Your task is to count the lines of the entries below that include the word "with" and to give only the resulting number.

##### Records for the exercise

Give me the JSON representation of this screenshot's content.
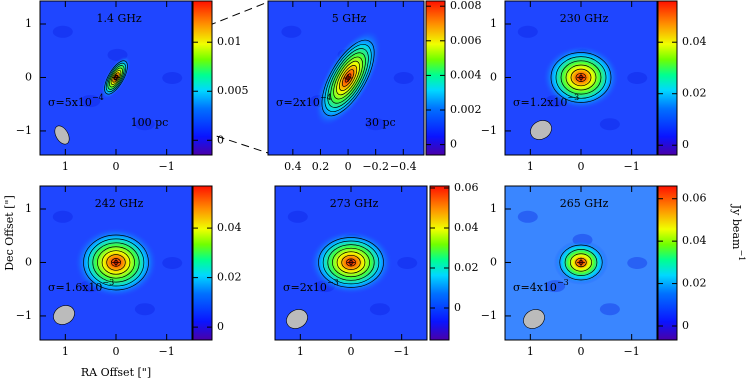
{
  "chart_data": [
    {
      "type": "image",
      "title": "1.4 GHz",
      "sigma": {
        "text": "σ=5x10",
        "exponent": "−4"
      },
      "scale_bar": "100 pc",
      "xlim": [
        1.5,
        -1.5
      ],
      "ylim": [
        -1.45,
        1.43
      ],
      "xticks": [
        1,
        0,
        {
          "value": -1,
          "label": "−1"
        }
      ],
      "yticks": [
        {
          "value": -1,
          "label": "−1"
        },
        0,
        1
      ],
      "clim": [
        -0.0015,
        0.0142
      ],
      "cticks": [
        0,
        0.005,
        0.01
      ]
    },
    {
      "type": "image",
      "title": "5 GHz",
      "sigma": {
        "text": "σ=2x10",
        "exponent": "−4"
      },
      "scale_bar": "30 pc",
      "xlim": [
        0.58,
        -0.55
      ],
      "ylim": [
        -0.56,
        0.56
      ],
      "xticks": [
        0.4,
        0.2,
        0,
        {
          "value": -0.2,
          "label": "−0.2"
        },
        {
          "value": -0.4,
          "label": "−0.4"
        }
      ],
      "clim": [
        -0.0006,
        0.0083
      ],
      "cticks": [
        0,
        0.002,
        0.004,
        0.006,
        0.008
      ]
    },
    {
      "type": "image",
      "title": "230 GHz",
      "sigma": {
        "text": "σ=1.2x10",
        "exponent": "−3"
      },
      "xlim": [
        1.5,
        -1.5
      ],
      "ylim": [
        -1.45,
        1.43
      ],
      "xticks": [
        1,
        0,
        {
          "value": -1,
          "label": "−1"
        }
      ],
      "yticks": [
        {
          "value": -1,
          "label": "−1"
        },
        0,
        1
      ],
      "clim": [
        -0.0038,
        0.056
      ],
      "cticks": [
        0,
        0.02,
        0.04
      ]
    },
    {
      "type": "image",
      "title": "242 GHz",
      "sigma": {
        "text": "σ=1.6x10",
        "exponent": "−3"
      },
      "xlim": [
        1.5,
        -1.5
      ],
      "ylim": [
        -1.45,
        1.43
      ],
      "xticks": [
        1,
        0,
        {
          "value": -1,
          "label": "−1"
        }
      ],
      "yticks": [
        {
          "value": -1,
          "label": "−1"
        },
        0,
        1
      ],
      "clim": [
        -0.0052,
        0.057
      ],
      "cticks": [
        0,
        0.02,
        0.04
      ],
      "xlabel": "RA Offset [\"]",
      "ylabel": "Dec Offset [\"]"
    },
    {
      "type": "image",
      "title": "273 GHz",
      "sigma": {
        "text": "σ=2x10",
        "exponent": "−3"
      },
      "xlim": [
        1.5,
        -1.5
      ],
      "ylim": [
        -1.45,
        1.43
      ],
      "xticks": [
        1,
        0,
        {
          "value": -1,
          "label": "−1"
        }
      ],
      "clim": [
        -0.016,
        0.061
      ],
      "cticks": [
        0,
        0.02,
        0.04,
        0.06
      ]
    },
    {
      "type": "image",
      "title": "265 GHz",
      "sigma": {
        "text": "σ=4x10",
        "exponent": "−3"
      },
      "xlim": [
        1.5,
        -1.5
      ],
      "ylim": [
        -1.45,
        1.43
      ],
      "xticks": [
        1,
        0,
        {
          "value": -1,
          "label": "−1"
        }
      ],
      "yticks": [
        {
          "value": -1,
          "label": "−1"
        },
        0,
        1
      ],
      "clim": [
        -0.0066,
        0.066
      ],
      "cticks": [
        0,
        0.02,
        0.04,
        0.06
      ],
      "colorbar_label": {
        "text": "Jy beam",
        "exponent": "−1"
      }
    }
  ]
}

##########
##### Records for the exercise

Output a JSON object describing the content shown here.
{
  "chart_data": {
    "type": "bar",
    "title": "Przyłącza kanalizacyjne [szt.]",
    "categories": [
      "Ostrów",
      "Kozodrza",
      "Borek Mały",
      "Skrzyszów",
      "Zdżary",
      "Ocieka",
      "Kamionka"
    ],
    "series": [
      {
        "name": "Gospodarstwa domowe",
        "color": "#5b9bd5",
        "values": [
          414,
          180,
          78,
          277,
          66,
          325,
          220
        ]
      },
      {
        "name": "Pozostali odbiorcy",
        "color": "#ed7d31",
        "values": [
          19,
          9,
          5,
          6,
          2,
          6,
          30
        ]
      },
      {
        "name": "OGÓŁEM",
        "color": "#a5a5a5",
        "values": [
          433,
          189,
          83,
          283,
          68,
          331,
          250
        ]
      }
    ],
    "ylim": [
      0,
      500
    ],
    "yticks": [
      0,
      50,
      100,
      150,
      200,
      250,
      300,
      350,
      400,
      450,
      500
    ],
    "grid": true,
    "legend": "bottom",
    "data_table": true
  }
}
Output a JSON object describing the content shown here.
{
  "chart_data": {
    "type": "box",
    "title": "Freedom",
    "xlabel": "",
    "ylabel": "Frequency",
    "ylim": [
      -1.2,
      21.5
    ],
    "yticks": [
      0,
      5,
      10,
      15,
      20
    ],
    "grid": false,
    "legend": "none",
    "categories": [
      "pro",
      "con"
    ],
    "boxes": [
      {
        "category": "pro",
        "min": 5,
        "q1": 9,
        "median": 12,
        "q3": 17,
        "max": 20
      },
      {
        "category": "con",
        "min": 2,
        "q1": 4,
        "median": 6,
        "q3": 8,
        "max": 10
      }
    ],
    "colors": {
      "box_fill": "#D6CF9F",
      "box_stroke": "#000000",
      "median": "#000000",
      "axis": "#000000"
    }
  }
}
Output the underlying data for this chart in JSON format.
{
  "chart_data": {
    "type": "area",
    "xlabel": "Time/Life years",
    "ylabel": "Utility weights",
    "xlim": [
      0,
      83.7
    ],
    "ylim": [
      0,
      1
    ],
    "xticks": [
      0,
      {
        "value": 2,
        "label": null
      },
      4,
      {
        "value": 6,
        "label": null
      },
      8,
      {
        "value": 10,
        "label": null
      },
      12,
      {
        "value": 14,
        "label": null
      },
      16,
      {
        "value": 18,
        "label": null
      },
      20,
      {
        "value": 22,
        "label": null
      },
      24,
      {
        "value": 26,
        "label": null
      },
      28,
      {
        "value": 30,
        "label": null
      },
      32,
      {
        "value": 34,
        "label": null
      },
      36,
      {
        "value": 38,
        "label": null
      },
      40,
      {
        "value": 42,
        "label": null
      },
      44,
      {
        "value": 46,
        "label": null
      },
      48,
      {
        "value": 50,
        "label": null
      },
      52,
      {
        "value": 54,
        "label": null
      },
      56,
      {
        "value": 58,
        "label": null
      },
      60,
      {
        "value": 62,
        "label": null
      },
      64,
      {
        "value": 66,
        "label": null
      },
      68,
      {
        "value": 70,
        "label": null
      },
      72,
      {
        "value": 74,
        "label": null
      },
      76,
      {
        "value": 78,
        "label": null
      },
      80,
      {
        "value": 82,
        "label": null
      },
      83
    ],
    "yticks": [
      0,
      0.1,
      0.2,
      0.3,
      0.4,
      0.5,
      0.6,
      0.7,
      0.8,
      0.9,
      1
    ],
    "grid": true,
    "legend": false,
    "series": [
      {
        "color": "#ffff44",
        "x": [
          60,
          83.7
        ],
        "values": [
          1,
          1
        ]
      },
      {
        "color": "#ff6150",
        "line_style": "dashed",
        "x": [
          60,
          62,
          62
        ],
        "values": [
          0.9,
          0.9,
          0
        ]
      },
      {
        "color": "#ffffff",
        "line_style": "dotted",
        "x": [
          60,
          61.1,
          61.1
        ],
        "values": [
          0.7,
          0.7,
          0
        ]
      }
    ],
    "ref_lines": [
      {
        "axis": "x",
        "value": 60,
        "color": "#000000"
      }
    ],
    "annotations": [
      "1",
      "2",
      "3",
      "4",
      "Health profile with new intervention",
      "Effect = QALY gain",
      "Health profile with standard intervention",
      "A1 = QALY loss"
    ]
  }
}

##########
##### Records for the exercise

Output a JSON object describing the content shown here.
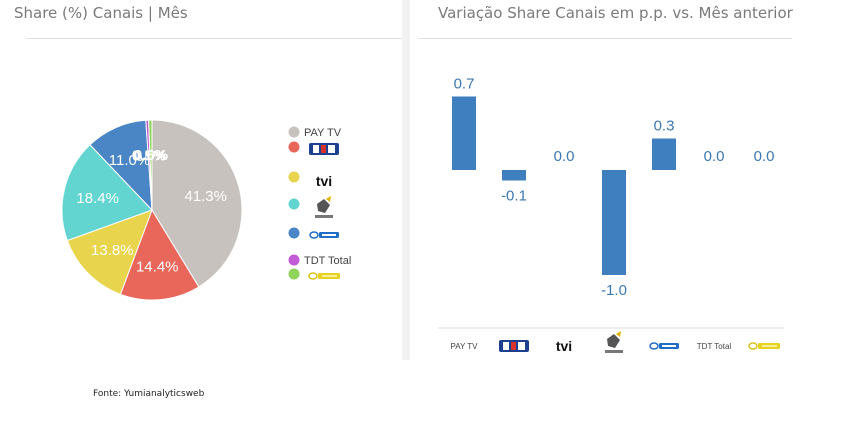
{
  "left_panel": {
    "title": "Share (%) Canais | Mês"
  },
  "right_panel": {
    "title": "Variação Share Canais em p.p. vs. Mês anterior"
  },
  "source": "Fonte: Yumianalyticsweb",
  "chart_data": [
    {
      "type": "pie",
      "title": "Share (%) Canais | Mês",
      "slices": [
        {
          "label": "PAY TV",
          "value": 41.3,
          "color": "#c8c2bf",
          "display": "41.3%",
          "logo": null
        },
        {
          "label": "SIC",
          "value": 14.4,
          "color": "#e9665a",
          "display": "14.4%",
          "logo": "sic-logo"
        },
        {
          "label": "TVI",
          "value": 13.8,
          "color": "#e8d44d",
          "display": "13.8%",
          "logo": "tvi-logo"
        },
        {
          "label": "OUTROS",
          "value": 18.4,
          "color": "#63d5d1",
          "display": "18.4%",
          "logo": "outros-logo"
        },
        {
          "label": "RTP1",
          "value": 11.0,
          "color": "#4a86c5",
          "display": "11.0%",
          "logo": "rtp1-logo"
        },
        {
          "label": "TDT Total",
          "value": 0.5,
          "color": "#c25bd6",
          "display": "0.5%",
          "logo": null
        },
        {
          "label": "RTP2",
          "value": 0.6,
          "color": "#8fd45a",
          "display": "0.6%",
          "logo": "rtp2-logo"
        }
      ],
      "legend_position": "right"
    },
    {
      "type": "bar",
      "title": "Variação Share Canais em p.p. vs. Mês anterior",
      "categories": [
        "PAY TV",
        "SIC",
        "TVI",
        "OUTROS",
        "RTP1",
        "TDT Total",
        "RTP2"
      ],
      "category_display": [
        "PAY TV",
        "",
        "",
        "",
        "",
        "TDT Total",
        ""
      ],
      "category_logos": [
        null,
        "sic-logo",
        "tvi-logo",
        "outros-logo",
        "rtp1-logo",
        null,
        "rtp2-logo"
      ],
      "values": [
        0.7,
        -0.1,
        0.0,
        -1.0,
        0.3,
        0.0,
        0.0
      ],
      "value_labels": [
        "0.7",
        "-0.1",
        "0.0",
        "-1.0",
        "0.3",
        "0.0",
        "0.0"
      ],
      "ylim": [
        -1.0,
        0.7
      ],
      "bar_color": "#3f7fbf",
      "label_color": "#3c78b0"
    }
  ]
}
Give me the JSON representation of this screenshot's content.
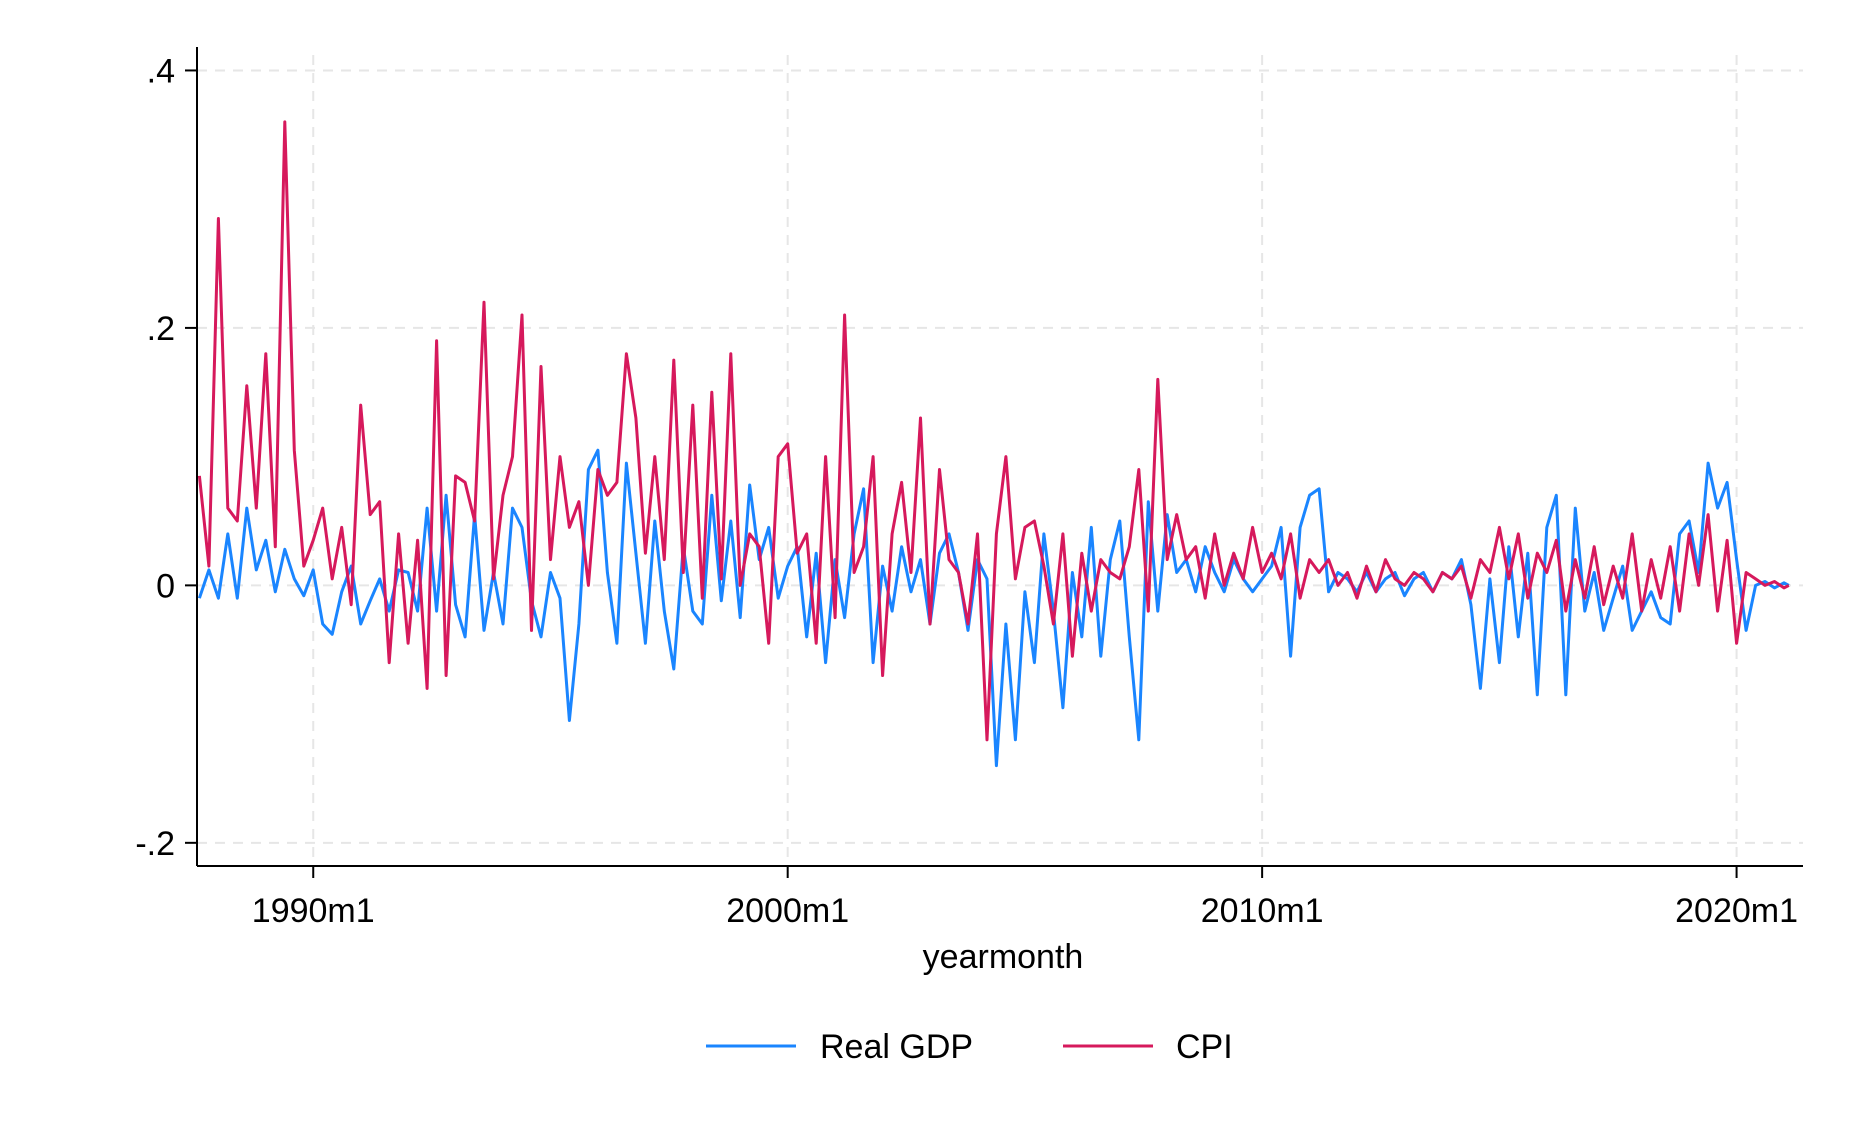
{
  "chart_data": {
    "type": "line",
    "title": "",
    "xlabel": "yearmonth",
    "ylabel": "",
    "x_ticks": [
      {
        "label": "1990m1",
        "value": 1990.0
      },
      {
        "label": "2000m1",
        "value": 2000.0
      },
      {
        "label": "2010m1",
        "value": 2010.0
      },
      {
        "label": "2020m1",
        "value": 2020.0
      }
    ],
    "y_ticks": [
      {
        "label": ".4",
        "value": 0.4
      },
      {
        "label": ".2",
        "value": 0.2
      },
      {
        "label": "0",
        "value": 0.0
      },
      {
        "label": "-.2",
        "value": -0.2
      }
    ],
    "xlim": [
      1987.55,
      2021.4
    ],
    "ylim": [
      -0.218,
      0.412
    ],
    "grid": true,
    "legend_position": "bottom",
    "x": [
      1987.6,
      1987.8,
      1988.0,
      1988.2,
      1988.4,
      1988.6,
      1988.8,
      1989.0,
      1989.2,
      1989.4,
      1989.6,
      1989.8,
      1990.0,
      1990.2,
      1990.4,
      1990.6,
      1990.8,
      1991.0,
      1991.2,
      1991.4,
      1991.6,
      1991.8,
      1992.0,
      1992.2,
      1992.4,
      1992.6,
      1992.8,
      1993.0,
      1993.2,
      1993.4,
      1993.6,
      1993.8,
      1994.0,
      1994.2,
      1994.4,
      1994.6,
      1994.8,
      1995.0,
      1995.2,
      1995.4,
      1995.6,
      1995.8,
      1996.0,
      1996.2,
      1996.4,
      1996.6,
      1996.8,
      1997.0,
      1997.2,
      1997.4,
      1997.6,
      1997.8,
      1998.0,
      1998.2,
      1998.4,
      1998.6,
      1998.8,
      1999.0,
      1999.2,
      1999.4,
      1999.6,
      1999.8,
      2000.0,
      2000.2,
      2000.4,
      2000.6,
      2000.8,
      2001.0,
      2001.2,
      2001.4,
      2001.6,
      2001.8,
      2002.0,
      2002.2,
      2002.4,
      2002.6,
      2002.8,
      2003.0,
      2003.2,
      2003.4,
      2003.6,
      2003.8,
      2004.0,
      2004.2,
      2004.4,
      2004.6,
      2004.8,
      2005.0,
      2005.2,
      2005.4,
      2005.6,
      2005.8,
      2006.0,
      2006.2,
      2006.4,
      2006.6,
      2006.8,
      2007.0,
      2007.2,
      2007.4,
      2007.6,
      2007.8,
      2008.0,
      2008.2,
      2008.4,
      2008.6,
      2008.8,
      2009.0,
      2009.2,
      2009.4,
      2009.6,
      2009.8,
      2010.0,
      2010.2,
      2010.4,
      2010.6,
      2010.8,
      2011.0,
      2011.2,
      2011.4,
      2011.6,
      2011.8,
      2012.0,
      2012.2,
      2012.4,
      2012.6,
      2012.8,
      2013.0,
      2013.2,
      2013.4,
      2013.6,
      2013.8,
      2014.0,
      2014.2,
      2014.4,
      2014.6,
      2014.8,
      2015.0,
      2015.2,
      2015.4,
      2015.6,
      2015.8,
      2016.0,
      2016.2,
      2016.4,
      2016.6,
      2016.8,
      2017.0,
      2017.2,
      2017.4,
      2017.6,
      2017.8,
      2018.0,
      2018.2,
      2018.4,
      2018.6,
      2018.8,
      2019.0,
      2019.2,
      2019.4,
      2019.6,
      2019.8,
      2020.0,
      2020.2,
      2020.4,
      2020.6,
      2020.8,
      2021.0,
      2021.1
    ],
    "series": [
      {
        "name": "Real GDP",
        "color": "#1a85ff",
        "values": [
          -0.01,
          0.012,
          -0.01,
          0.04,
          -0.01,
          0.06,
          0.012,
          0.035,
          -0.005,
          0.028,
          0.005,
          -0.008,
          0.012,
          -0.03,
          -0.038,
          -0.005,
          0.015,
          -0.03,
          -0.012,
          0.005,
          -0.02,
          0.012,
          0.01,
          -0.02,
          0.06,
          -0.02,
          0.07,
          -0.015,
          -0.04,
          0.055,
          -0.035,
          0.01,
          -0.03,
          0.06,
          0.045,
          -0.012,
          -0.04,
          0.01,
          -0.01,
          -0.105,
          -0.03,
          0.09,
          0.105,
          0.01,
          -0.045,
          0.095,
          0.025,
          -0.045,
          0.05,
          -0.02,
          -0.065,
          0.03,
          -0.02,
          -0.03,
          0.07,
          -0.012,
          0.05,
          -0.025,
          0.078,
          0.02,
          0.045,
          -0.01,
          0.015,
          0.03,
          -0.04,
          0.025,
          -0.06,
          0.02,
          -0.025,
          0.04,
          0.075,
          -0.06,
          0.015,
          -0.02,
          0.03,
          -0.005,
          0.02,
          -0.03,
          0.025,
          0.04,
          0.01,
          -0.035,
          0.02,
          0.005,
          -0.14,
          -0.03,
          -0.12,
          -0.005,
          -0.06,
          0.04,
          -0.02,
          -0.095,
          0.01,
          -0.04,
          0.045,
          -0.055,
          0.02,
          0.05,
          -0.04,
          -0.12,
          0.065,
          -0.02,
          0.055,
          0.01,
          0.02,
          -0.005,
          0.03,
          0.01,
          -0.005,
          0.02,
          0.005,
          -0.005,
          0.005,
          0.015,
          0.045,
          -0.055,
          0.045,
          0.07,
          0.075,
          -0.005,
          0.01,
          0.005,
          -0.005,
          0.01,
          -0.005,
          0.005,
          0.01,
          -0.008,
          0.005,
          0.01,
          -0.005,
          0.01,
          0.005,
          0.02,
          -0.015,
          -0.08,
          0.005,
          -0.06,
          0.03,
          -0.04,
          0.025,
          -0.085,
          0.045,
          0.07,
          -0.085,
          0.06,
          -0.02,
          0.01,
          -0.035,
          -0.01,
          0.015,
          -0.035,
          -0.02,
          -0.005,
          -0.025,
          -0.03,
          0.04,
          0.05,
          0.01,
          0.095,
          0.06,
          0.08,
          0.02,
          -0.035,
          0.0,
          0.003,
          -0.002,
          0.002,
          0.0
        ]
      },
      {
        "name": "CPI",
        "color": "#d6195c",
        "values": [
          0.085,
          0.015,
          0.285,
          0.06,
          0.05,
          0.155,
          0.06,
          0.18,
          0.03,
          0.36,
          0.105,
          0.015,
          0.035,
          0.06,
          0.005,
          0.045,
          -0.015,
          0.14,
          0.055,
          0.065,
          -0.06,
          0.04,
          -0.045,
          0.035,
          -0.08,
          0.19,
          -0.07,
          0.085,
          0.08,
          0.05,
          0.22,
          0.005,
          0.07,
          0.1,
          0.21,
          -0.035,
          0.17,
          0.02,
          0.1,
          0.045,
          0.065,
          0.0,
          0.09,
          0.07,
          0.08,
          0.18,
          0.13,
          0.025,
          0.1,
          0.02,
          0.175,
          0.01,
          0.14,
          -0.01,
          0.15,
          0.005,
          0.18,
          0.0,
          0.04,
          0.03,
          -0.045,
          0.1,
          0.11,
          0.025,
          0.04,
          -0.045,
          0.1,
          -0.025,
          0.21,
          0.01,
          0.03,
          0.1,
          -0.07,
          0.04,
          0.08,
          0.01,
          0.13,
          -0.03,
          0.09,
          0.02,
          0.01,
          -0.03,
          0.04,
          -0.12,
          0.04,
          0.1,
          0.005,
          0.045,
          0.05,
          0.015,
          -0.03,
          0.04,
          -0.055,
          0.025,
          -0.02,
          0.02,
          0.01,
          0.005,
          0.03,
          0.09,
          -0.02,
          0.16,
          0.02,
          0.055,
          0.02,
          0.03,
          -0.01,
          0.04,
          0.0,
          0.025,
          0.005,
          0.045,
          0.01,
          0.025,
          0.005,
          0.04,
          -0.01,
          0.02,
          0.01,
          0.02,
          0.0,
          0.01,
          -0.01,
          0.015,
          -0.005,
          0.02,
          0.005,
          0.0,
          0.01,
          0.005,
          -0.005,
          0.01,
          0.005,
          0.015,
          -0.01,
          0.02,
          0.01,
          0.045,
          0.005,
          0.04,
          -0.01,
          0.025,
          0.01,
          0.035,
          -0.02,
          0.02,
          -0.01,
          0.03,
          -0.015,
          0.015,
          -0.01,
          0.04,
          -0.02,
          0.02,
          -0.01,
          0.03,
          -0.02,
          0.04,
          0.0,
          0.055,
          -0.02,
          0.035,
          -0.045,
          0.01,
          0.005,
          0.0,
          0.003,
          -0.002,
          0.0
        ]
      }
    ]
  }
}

##########

■ **Answer below**
2